# SHORT EXERCISE
Without altering anything, output the material below.

+ + +

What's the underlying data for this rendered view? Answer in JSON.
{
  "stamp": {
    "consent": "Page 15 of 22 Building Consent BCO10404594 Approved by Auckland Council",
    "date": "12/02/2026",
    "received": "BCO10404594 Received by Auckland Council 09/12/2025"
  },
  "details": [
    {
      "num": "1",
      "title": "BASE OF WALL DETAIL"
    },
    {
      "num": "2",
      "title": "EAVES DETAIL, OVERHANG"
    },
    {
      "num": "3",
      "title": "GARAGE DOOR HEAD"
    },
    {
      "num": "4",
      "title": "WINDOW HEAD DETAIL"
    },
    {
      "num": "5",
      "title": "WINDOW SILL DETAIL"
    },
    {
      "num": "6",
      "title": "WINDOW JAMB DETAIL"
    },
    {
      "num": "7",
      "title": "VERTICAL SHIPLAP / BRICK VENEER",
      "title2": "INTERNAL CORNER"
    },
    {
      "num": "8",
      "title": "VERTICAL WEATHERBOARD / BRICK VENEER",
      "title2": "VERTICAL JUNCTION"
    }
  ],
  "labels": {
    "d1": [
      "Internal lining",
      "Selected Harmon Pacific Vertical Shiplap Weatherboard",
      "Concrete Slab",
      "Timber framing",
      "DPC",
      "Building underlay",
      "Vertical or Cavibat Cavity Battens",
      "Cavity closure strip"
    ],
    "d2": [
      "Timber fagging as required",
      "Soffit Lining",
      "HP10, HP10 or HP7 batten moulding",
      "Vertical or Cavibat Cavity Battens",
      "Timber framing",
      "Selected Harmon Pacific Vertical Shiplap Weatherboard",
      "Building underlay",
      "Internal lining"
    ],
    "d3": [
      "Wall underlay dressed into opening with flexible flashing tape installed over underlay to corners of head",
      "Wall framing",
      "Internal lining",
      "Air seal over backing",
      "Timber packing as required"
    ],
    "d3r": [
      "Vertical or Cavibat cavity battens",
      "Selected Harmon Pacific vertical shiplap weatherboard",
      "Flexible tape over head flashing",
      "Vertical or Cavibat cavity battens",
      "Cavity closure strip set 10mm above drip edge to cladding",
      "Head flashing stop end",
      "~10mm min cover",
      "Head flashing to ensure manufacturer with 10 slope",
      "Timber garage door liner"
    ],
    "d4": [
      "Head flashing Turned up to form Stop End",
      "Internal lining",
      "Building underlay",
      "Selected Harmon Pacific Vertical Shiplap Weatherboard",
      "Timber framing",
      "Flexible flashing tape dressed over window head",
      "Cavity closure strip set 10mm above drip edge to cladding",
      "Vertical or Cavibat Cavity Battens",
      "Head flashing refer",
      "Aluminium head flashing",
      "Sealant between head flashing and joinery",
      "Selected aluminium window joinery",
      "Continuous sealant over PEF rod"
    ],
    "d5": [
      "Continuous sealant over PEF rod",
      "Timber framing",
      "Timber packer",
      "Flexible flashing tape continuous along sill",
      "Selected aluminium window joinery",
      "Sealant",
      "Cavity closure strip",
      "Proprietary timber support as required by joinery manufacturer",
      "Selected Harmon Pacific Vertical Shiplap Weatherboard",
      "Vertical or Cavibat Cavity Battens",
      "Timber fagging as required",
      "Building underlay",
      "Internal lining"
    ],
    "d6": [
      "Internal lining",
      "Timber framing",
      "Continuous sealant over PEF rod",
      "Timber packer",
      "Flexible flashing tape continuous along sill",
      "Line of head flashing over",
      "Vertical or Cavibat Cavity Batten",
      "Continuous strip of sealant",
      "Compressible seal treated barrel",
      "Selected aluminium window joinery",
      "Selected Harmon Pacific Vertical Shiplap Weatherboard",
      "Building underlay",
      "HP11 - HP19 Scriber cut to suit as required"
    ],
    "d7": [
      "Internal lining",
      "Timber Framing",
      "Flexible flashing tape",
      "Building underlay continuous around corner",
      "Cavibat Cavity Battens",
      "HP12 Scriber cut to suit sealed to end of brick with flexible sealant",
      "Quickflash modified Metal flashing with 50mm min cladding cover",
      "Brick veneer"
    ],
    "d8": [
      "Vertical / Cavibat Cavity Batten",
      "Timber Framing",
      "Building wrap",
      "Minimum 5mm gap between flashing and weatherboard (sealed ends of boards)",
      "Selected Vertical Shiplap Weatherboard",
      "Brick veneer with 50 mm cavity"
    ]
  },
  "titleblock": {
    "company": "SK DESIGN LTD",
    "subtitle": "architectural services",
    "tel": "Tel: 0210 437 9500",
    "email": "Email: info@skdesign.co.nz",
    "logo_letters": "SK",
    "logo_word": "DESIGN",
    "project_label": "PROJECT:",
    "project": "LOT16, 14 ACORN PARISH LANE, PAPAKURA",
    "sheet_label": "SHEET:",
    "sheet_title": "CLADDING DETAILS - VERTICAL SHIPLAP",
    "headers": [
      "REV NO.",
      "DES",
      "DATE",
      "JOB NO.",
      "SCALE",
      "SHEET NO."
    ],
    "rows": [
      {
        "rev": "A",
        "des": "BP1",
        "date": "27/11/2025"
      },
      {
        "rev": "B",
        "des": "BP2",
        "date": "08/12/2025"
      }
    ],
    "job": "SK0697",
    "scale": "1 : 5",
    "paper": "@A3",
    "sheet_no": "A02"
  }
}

+ + +

# ANSWER TO THE PROBLEM
What's the underlying data for this rendered view? Answer in JSON.
{
  "stamp": {
    "consent": "Page 15 of 22 Building Consent BCO10404594 Approved by Auckland Council",
    "date": "12/02/2026",
    "received": "BCO10404594 Received by Auckland Council 09/12/2025"
  },
  "details": [
    {
      "num": "1",
      "title": "BASE OF WALL DETAIL"
    },
    {
      "num": "2",
      "title": "EAVES DETAIL, OVERHANG"
    },
    {
      "num": "3",
      "title": "GARAGE DOOR HEAD"
    },
    {
      "num": "4",
      "title": "WINDOW HEAD DETAIL"
    },
    {
      "num": "5",
      "title": "WINDOW SILL DETAIL"
    },
    {
      "num": "6",
      "title": "WINDOW JAMB DETAIL"
    },
    {
      "num": "7",
      "title": "VERTICAL SHIPLAP / BRICK VENEER",
      "title2": "INTERNAL CORNER"
    },
    {
      "num": "8",
      "title": "VERTICAL WEATHERBOARD / BRICK VENEER",
      "title2": "VERTICAL JUNCTION"
    }
  ],
  "labels": {
    "d1": [
      "Internal lining",
      "Selected Harmon Pacific Vertical Shiplap Weatherboard",
      "Concrete Slab",
      "Timber framing",
      "DPC",
      "Building underlay",
      "Vertical or Cavibat Cavity Battens",
      "Cavity closure strip"
    ],
    "d2": [
      "Timber fagging as required",
      "Soffit Lining",
      "HP10, HP10 or HP7 batten moulding",
      "Vertical or Cavibat Cavity Battens",
      "Timber framing",
      "Selected Harmon Pacific Vertical Shiplap Weatherboard",
      "Building underlay",
      "Internal lining"
    ],
    "d3": [
      "Wall underlay dressed into opening with flexible flashing tape installed over underlay to corners of head",
      "Wall framing",
      "Internal lining",
      "Air seal over backing",
      "Timber packing as required"
    ],
    "d3r": [
      "Vertical or Cavibat cavity battens",
      "Selected Harmon Pacific vertical shiplap weatherboard",
      "Flexible tape over head flashing",
      "Vertical or Cavibat cavity battens",
      "Cavity closure strip set 10mm above drip edge to cladding",
      "Head flashing stop end",
      "~10mm min cover",
      "Head flashing to ensure manufacturer with 10 slope",
      "Timber garage door liner"
    ],
    "d4": [
      "Head flashing Turned up to form Stop End",
      "Internal lining",
      "Building underlay",
      "Selected Harmon Pacific Vertical Shiplap Weatherboard",
      "Timber framing",
      "Flexible flashing tape dressed over window head",
      "Cavity closure strip set 10mm above drip edge to cladding",
      "Vertical or Cavibat Cavity Battens",
      "Head flashing refer",
      "Aluminium head flashing",
      "Sealant between head flashing and joinery",
      "Selected aluminium window joinery",
      "Continuous sealant over PEF rod"
    ],
    "d5": [
      "Continuous sealant over PEF rod",
      "Timber framing",
      "Timber packer",
      "Flexible flashing tape continuous along sill",
      "Selected aluminium window joinery",
      "Sealant",
      "Cavity closure strip",
      "Proprietary timber support as required by joinery manufacturer",
      "Selected Harmon Pacific Vertical Shiplap Weatherboard",
      "Vertical or Cavibat Cavity Battens",
      "Timber fagging as required",
      "Building underlay",
      "Internal lining"
    ],
    "d6": [
      "Internal lining",
      "Timber framing",
      "Continuous sealant over PEF rod",
      "Timber packer",
      "Flexible flashing tape continuous along sill",
      "Line of head flashing over",
      "Vertical or Cavibat Cavity Batten",
      "Continuous strip of sealant",
      "Compressible seal treated barrel",
      "Selected aluminium window joinery",
      "Selected Harmon Pacific Vertical Shiplap Weatherboard",
      "Building underlay",
      "HP11 - HP19 Scriber cut to suit as required"
    ],
    "d7": [
      "Internal lining",
      "Timber Framing",
      "Flexible flashing tape",
      "Building underlay continuous around corner",
      "Cavibat Cavity Battens",
      "HP12 Scriber cut to suit sealed to end of brick with flexible sealant",
      "Quickflash modified Metal flashing with 50mm min cladding cover",
      "Brick veneer"
    ],
    "d8": [
      "Vertical / Cavibat Cavity Batten",
      "Timber Framing",
      "Building wrap",
      "Minimum 5mm gap between flashing and weatherboard (sealed ends of boards)",
      "Selected Vertical Shiplap Weatherboard",
      "Brick veneer with 50 mm cavity"
    ]
  },
  "titleblock": {
    "company": "SK DESIGN LTD",
    "subtitle": "architectural services",
    "tel": "Tel: 0210 437 9500",
    "email": "Email: info@skdesign.co.nz",
    "logo_letters": "SK",
    "logo_word": "DESIGN",
    "project_label": "PROJECT:",
    "project": "LOT16, 14 ACORN PARISH LANE, PAPAKURA",
    "sheet_label": "SHEET:",
    "sheet_title": "CLADDING DETAILS - VERTICAL SHIPLAP",
    "headers": [
      "REV NO.",
      "DES",
      "DATE",
      "JOB NO.",
      "SCALE",
      "SHEET NO."
    ],
    "rows": [
      {
        "rev": "A",
        "des": "BP1",
        "date": "27/11/2025"
      },
      {
        "rev": "B",
        "des": "BP2",
        "date": "08/12/2025"
      }
    ],
    "job": "SK0697",
    "scale": "1 : 5",
    "paper": "@A3",
    "sheet_no": "A02"
  }
}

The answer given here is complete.